◆ What you will do ◆
Report every line below that has the string "gene" in it.

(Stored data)
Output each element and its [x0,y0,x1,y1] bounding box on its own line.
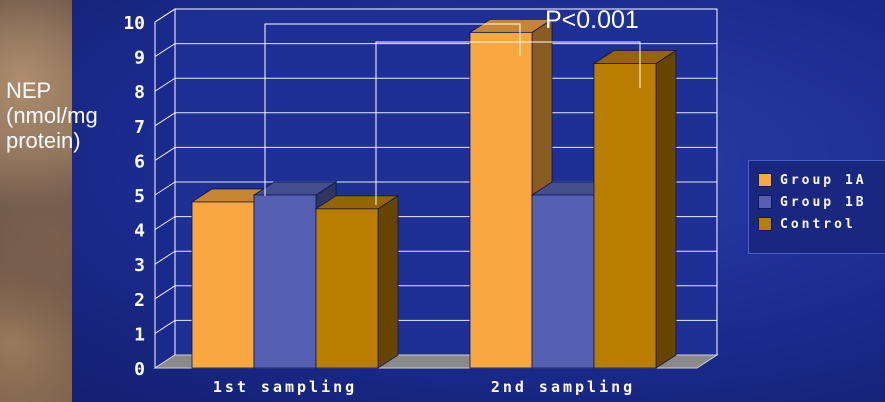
legend-swatch-group-1a [758,173,772,187]
y-tick-label-9: 9 [134,48,145,69]
bar-side-control-2 [655,49,677,369]
legend-label-group-1b: Group 1B [780,194,867,210]
bar-group-1b-1 [253,194,317,369]
y-tick-label-0: 0 [134,359,145,380]
y-tick-label-8: 8 [134,82,145,103]
bar-group-1a-2 [469,31,533,369]
bracket-group-1b-to-group-1a [264,23,521,196]
bar-control-1 [315,208,379,369]
legend-label-control: Control [780,216,856,232]
y-tick-label-6: 6 [134,151,145,172]
y-tick-label-1: 1 [134,324,145,345]
x-tick-label-2: 2nd sampling [491,378,635,396]
y-tick-label-10: 10 [123,13,145,34]
legend-swatch-control [758,217,772,231]
y-tick-label-7: 7 [134,117,145,138]
bar-control-2 [593,63,657,369]
p-value-annotation: P<0.001 [545,6,639,34]
gridline-10 [154,8,717,23]
legend-item-group-1a: Group 1A [758,169,885,191]
x-tick-label-1: 1st sampling [213,378,357,396]
legend-label-group-1a: Group 1A [780,172,867,188]
y-tick-label-4: 4 [134,221,145,242]
legend-swatch-group-1b [758,195,772,209]
bar-group-1a-1 [191,201,255,369]
bracket-control-to-control [375,41,641,205]
background-texture-strip [0,0,72,402]
y-axis-label: NEP (nmol/mg protein) [6,78,98,153]
y-tick-label-5: 5 [134,186,145,207]
legend: Group 1A Group 1B Control [748,160,885,254]
bar-group-1b-2 [531,194,595,369]
y-tick-label-2: 2 [134,290,145,311]
y-tick-label-3: 3 [134,255,145,276]
bar-side-control-1 [377,195,399,369]
legend-item-control: Control [758,213,885,235]
legend-item-group-1b: Group 1B [758,191,885,213]
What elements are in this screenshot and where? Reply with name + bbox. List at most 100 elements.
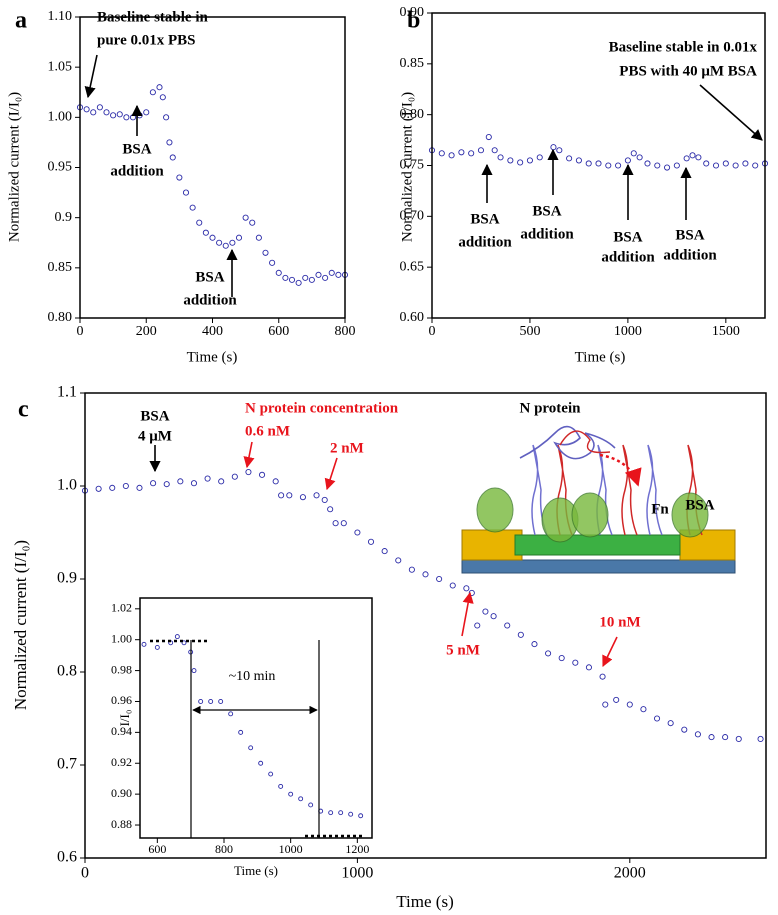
plot-frame <box>139 597 373 839</box>
data-point <box>136 484 143 491</box>
data-point <box>163 481 170 488</box>
data-point <box>269 259 276 266</box>
annotation: addition <box>663 247 717 263</box>
data-point <box>299 494 306 501</box>
data-point <box>166 139 173 146</box>
data-point <box>123 114 130 121</box>
data-point <box>694 731 701 738</box>
data-point <box>517 631 524 638</box>
illustration: N protein Fn BSA <box>461 400 736 574</box>
y-tick-label: 0.9 <box>57 570 77 587</box>
data-point <box>169 154 176 161</box>
data-point <box>242 214 249 221</box>
bsa-protein <box>571 492 609 538</box>
data-point <box>218 478 225 485</box>
y-tick-label: 1.00 <box>48 110 73 125</box>
data-point <box>422 571 429 578</box>
data-point <box>340 520 347 527</box>
x-tick-label: 600 <box>268 324 289 339</box>
x-tick-label: 800 <box>335 324 356 339</box>
data-point <box>490 613 497 620</box>
data-point <box>517 159 524 166</box>
data-point <box>109 484 116 491</box>
annotation-arrow <box>602 636 618 668</box>
x-tick-label: 1200 <box>345 842 369 856</box>
x-axis-label: Time (s) <box>575 349 626 365</box>
illustration-label: BSA <box>685 497 714 513</box>
data-point <box>438 150 445 157</box>
x-tick-label: 0 <box>429 324 436 339</box>
data-point <box>286 492 293 499</box>
data-point <box>143 109 150 116</box>
data-point <box>497 154 504 161</box>
data-point <box>141 641 147 647</box>
data-point <box>229 239 236 246</box>
annotation: addition <box>110 163 164 179</box>
annotation-arrow <box>461 591 474 637</box>
data-point <box>150 480 157 487</box>
data-point <box>358 813 364 819</box>
y-axis-label: Normalized current (I/I₀) <box>399 92 415 242</box>
data-point <box>262 249 269 256</box>
data-point <box>708 734 715 741</box>
y-tick-label: 0.90 <box>111 786 132 800</box>
x-tick-label: 1000 <box>341 865 373 882</box>
data-point <box>238 729 244 735</box>
illustration-label: Fn <box>651 501 669 517</box>
x-tick-label: 2000 <box>614 865 646 882</box>
channel <box>514 534 681 556</box>
data-point <box>122 482 129 490</box>
y-tick-label: 0.85 <box>48 260 73 275</box>
data-point <box>268 771 274 777</box>
annotation: Baseline stable in 0.01x <box>609 39 758 55</box>
panel-letter: a <box>15 8 27 34</box>
data-point <box>408 566 415 573</box>
annotation: BSA <box>122 141 151 157</box>
data-point <box>605 162 612 169</box>
data-point <box>189 204 196 211</box>
y-tick-label: 0.96 <box>111 693 132 707</box>
data-point <box>163 114 170 121</box>
data-point <box>202 229 209 236</box>
data-point <box>295 279 302 286</box>
data-point <box>468 150 475 157</box>
data-point <box>321 496 328 504</box>
x-tick-label: 1000 <box>279 842 303 856</box>
data-point <box>482 608 489 615</box>
data-point <box>566 155 573 162</box>
data-point <box>315 271 322 278</box>
y-tick-label: 0.65 <box>400 259 425 274</box>
panel-letter: b <box>407 8 420 34</box>
y-tick-label: 0.9 <box>55 210 73 225</box>
data-point <box>308 276 315 283</box>
data-point <box>231 473 238 480</box>
annotation: pure 0.01x PBS <box>97 32 196 48</box>
data-point <box>602 701 609 708</box>
data-point <box>712 162 720 169</box>
data-point <box>531 641 538 648</box>
data-point <box>222 242 229 249</box>
y-axis-label: Normalized current (I/I₀) <box>6 92 22 242</box>
data-point <box>504 622 511 629</box>
data-point <box>288 276 296 283</box>
x-tick-label: 0 <box>81 865 89 882</box>
data-point <box>354 529 361 536</box>
data-point <box>585 160 592 167</box>
annotation: 4 μM <box>138 428 172 444</box>
data-point <box>154 644 160 650</box>
data-point <box>249 219 256 226</box>
data-point <box>558 655 565 662</box>
data-point <box>248 745 254 751</box>
annotation: N protein concentration <box>245 400 399 416</box>
data-point <box>83 106 90 113</box>
y-tick-label: 1.00 <box>111 631 132 645</box>
annotation: 5 nM <box>446 642 480 658</box>
bsa-protein <box>476 487 514 533</box>
annotation: 0.6 nM <box>245 423 290 439</box>
data-point <box>491 147 498 154</box>
annotation-arrow <box>324 457 338 491</box>
x-tick-label: 1500 <box>712 324 740 339</box>
data-point <box>681 726 688 733</box>
x-axis-label: Time (s) <box>187 349 238 365</box>
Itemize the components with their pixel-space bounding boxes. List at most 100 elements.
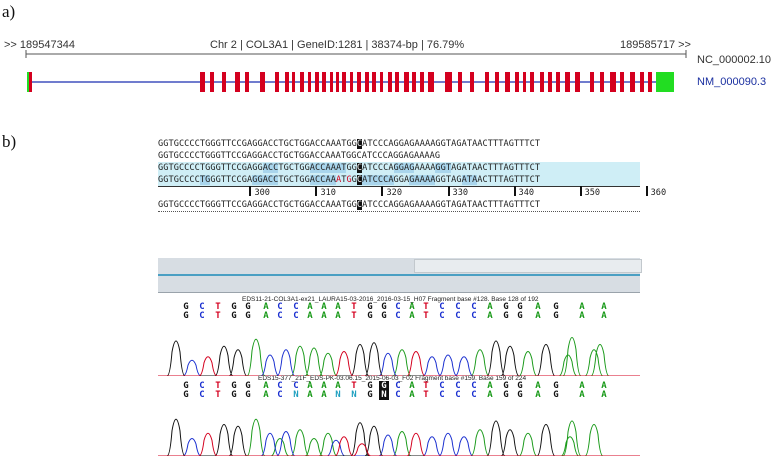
base-call: A (321, 311, 327, 321)
sequence-base: T (278, 200, 284, 210)
ruler-label: 340 (518, 188, 535, 198)
sequence-base: C (184, 175, 190, 185)
panel-b-label: b) (2, 132, 17, 151)
sequence-base: C (236, 163, 242, 173)
sequence-base: C (377, 163, 384, 173)
sequence-base: T (534, 163, 541, 173)
sequence-base: A (325, 200, 331, 210)
sequence-base: A (325, 163, 331, 173)
sequence-base: C (482, 139, 488, 149)
sequence-base: G (173, 175, 179, 185)
sequence-base: G (283, 163, 289, 173)
exon-block (590, 72, 594, 92)
base-call: A (579, 311, 585, 321)
sequence-base: A (330, 139, 336, 149)
sequence-base: C (529, 200, 535, 210)
base-call: A (601, 311, 607, 321)
sequence-base: T (445, 200, 452, 210)
sequence-base: G (210, 200, 216, 210)
sequence-base: G (351, 139, 357, 149)
base-call: G (183, 311, 189, 321)
sequence-base: A (388, 163, 394, 173)
sequence-base: A (419, 175, 425, 185)
base-call: N (351, 390, 357, 400)
sequence-base: A (430, 163, 436, 173)
exon-block (395, 72, 399, 92)
base-call: C (455, 381, 461, 391)
sequence-base: G (173, 139, 179, 149)
sequence-base: A (335, 175, 342, 185)
sequence-base: G (257, 200, 263, 210)
chromatogram-scrollbar[interactable] (158, 258, 642, 293)
exon-block (575, 72, 580, 92)
exon-block (285, 72, 289, 92)
base-call: G (231, 381, 237, 391)
gene-structure-svg (25, 50, 687, 92)
base-call: T (423, 302, 429, 312)
exon-block (330, 72, 333, 92)
sequence-base: C (383, 200, 389, 210)
sequence-base: C (267, 139, 274, 149)
sequence-base: A (451, 200, 457, 210)
base-call: T (215, 390, 221, 400)
sequence-base: T (524, 163, 530, 173)
sequence-base: A (503, 163, 509, 173)
exon-block (610, 72, 616, 92)
sequence-base: G (257, 163, 263, 173)
sequence-base: G (299, 175, 305, 185)
sequence-base: G (346, 163, 352, 173)
ruler-tick (513, 186, 516, 196)
alignment-row-4: GGTGCCCCTGGGTTCCGAGGACCTGCTGGACCAAATGGCA… (158, 174, 640, 186)
base-call: A (335, 311, 341, 321)
trace-t-channel (158, 351, 640, 376)
sequence-base: C (356, 175, 363, 185)
sequence-base: C (273, 200, 279, 210)
base-call: G (503, 302, 509, 312)
sequence-base: T (220, 175, 227, 185)
sequence-base: T (226, 200, 232, 210)
sequence-base: T (278, 139, 284, 149)
sequence-base: G (346, 200, 352, 210)
ruler-tick (315, 186, 318, 196)
sequence-base: T (487, 175, 493, 185)
exon-block (275, 72, 279, 92)
base-call: C (395, 311, 401, 321)
base-call: C (199, 390, 205, 400)
sequence-base: A (246, 139, 253, 149)
gene-header: Chr 2 | COL3A1 | GeneID:1281 | 38374-bp … (210, 39, 465, 51)
sequence-base: C (236, 175, 242, 185)
sequence-base: G (456, 200, 462, 210)
base-call: C (277, 302, 283, 312)
base-call: G (231, 311, 237, 321)
base-call: N (379, 390, 389, 400)
sequence-base: G (393, 139, 399, 149)
accession-genomic: NC_000002.10 (697, 54, 772, 66)
sequence-base: G (241, 139, 247, 149)
base-call: C (439, 390, 445, 400)
sequence-base: G (508, 139, 514, 149)
base-call: G (245, 381, 251, 391)
sequence-base: A (424, 175, 431, 185)
ruler-tick (447, 186, 450, 196)
sequence-base: A (309, 200, 316, 210)
sequence-base: C (231, 175, 237, 185)
base-call: T (423, 311, 429, 321)
sequence-base: T (498, 163, 504, 173)
left-coordinate: >> 189547344 (4, 39, 75, 51)
sequence-base: A (309, 139, 316, 149)
scroll-track-line (158, 274, 640, 276)
base-call: T (215, 302, 221, 312)
sequence-base: A (325, 175, 331, 185)
sequence-base: T (294, 175, 300, 185)
exon-block (292, 72, 295, 92)
sequence-base: A (388, 139, 394, 149)
utr-3prime (656, 72, 674, 92)
sequence-base: C (288, 139, 295, 149)
exon-block (600, 72, 604, 92)
scroll-thumb[interactable] (414, 259, 642, 273)
sequence-base: T (493, 200, 499, 210)
base-call: A (601, 390, 607, 400)
accession-mrna[interactable]: NM_000090.3 (697, 76, 767, 88)
exon-block (210, 72, 214, 92)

◆ Response below ◆
gene-structure-svg (25, 50, 687, 92)
gene-header: Chr 2 | COL3A1 | GeneID:1281 | 38374-bp … (210, 39, 465, 51)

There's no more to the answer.